• [Work to be completed]: Could you output each line of the data that follows exactly?
── Material for the task ──
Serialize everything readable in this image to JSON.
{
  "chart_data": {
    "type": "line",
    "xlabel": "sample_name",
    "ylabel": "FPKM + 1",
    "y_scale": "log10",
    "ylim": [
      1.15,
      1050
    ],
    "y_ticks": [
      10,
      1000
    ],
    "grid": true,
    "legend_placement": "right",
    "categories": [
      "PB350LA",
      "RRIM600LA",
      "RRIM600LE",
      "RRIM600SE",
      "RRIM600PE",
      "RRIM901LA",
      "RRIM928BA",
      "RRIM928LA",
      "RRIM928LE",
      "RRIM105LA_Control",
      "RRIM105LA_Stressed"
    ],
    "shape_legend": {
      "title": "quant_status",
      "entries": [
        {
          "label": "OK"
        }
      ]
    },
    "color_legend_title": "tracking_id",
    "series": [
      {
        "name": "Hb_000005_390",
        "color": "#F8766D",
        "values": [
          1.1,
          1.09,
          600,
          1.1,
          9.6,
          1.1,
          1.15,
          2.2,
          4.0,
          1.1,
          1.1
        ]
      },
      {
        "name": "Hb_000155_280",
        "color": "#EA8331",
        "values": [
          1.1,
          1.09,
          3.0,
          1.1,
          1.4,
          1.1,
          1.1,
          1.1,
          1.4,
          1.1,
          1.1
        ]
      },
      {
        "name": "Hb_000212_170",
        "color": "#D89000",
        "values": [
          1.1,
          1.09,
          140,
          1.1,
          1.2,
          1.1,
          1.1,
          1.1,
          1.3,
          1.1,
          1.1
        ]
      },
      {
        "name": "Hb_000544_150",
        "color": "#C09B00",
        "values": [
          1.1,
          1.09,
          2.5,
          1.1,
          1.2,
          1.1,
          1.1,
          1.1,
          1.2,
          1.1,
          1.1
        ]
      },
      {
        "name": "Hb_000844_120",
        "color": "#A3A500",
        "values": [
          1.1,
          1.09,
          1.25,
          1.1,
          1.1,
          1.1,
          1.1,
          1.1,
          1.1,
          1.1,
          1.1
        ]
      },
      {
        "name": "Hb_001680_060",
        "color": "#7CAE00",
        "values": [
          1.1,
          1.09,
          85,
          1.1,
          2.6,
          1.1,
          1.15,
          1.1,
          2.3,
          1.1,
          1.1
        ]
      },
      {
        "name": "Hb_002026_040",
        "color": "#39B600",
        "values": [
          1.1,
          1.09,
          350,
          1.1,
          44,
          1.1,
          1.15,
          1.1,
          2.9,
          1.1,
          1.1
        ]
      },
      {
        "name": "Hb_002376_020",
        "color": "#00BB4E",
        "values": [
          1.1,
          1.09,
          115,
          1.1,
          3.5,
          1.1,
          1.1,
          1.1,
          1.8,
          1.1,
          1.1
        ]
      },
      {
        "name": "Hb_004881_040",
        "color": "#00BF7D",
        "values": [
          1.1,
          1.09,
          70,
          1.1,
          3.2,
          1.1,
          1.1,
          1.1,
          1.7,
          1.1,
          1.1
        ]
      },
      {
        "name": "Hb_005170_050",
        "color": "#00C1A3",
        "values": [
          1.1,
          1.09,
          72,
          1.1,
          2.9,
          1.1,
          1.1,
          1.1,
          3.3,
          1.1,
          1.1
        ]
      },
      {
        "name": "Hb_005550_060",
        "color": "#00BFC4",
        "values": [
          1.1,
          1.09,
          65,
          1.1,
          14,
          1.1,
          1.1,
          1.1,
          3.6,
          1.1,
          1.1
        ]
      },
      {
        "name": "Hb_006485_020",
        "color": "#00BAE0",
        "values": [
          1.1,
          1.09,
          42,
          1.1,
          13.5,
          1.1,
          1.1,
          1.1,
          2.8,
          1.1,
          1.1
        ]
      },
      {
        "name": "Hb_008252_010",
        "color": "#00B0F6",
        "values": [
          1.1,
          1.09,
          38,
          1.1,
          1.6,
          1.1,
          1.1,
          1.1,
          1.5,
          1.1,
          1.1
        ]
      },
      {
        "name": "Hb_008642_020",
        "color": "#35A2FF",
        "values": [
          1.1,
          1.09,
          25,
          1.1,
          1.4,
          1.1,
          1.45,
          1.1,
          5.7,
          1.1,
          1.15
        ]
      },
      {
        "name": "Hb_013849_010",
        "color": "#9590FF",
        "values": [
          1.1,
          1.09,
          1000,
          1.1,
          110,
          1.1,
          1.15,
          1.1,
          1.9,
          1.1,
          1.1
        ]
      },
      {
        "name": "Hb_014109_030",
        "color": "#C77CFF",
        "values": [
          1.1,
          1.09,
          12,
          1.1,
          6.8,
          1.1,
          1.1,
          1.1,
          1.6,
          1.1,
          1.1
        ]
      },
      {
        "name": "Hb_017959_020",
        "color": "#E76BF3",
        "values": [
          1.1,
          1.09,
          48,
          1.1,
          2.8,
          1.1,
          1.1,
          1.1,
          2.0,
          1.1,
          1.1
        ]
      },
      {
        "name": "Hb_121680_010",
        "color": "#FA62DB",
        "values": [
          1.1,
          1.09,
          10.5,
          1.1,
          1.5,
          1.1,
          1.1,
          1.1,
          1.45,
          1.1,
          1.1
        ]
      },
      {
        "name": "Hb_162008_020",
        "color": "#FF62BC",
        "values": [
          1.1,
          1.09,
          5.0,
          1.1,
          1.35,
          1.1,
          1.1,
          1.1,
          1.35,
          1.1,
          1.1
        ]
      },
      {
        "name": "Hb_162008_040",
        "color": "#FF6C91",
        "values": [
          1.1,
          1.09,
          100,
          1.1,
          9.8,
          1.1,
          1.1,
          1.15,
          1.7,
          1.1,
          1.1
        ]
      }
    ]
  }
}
───
• [Exercise response]:
Serialize everything readable in this image to JSON.
{
  "chart_data": {
    "type": "line",
    "xlabel": "sample_name",
    "ylabel": "FPKM + 1",
    "y_scale": "log10",
    "ylim": [
      1.15,
      1050
    ],
    "y_ticks": [
      10,
      1000
    ],
    "grid": true,
    "legend_placement": "right",
    "categories": [
      "PB350LA",
      "RRIM600LA",
      "RRIM600LE",
      "RRIM600SE",
      "RRIM600PE",
      "RRIM901LA",
      "RRIM928BA",
      "RRIM928LA",
      "RRIM928LE",
      "RRIM105LA_Control",
      "RRIM105LA_Stressed"
    ],
    "shape_legend": {
      "title": "quant_status",
      "entries": [
        {
          "label": "OK"
        }
      ]
    },
    "color_legend_title": "tracking_id",
    "series": [
      {
        "name": "Hb_000005_390",
        "color": "#F8766D",
        "values": [
          1.1,
          1.09,
          600,
          1.1,
          9.6,
          1.1,
          1.15,
          2.2,
          4.0,
          1.1,
          1.1
        ]
      },
      {
        "name": "Hb_000155_280",
        "color": "#EA8331",
        "values": [
          1.1,
          1.09,
          3.0,
          1.1,
          1.4,
          1.1,
          1.1,
          1.1,
          1.4,
          1.1,
          1.1
        ]
      },
      {
        "name": "Hb_000212_170",
        "color": "#D89000",
        "values": [
          1.1,
          1.09,
          140,
          1.1,
          1.2,
          1.1,
          1.1,
          1.1,
          1.3,
          1.1,
          1.1
        ]
      },
      {
        "name": "Hb_000544_150",
        "color": "#C09B00",
        "values": [
          1.1,
          1.09,
          2.5,
          1.1,
          1.2,
          1.1,
          1.1,
          1.1,
          1.2,
          1.1,
          1.1
        ]
      },
      {
        "name": "Hb_000844_120",
        "color": "#A3A500",
        "values": [
          1.1,
          1.09,
          1.25,
          1.1,
          1.1,
          1.1,
          1.1,
          1.1,
          1.1,
          1.1,
          1.1
        ]
      },
      {
        "name": "Hb_001680_060",
        "color": "#7CAE00",
        "values": [
          1.1,
          1.09,
          85,
          1.1,
          2.6,
          1.1,
          1.15,
          1.1,
          2.3,
          1.1,
          1.1
        ]
      },
      {
        "name": "Hb_002026_040",
        "color": "#39B600",
        "values": [
          1.1,
          1.09,
          350,
          1.1,
          44,
          1.1,
          1.15,
          1.1,
          2.9,
          1.1,
          1.1
        ]
      },
      {
        "name": "Hb_002376_020",
        "color": "#00BB4E",
        "values": [
          1.1,
          1.09,
          115,
          1.1,
          3.5,
          1.1,
          1.1,
          1.1,
          1.8,
          1.1,
          1.1
        ]
      },
      {
        "name": "Hb_004881_040",
        "color": "#00BF7D",
        "values": [
          1.1,
          1.09,
          70,
          1.1,
          3.2,
          1.1,
          1.1,
          1.1,
          1.7,
          1.1,
          1.1
        ]
      },
      {
        "name": "Hb_005170_050",
        "color": "#00C1A3",
        "values": [
          1.1,
          1.09,
          72,
          1.1,
          2.9,
          1.1,
          1.1,
          1.1,
          3.3,
          1.1,
          1.1
        ]
      },
      {
        "name": "Hb_005550_060",
        "color": "#00BFC4",
        "values": [
          1.1,
          1.09,
          65,
          1.1,
          14,
          1.1,
          1.1,
          1.1,
          3.6,
          1.1,
          1.1
        ]
      },
      {
        "name": "Hb_006485_020",
        "color": "#00BAE0",
        "values": [
          1.1,
          1.09,
          42,
          1.1,
          13.5,
          1.1,
          1.1,
          1.1,
          2.8,
          1.1,
          1.1
        ]
      },
      {
        "name": "Hb_008252_010",
        "color": "#00B0F6",
        "values": [
          1.1,
          1.09,
          38,
          1.1,
          1.6,
          1.1,
          1.1,
          1.1,
          1.5,
          1.1,
          1.1
        ]
      },
      {
        "name": "Hb_008642_020",
        "color": "#35A2FF",
        "values": [
          1.1,
          1.09,
          25,
          1.1,
          1.4,
          1.1,
          1.45,
          1.1,
          5.7,
          1.1,
          1.15
        ]
      },
      {
        "name": "Hb_013849_010",
        "color": "#9590FF",
        "values": [
          1.1,
          1.09,
          1000,
          1.1,
          110,
          1.1,
          1.15,
          1.1,
          1.9,
          1.1,
          1.1
        ]
      },
      {
        "name": "Hb_014109_030",
        "color": "#C77CFF",
        "values": [
          1.1,
          1.09,
          12,
          1.1,
          6.8,
          1.1,
          1.1,
          1.1,
          1.6,
          1.1,
          1.1
        ]
      },
      {
        "name": "Hb_017959_020",
        "color": "#E76BF3",
        "values": [
          1.1,
          1.09,
          48,
          1.1,
          2.8,
          1.1,
          1.1,
          1.1,
          2.0,
          1.1,
          1.1
        ]
      },
      {
        "name": "Hb_121680_010",
        "color": "#FA62DB",
        "values": [
          1.1,
          1.09,
          10.5,
          1.1,
          1.5,
          1.1,
          1.1,
          1.1,
          1.45,
          1.1,
          1.1
        ]
      },
      {
        "name": "Hb_162008_020",
        "color": "#FF62BC",
        "values": [
          1.1,
          1.09,
          5.0,
          1.1,
          1.35,
          1.1,
          1.1,
          1.1,
          1.35,
          1.1,
          1.1
        ]
      },
      {
        "name": "Hb_162008_040",
        "color": "#FF6C91",
        "values": [
          1.1,
          1.09,
          100,
          1.1,
          9.8,
          1.1,
          1.1,
          1.15,
          1.7,
          1.1,
          1.1
        ]
      }
    ]
  }
}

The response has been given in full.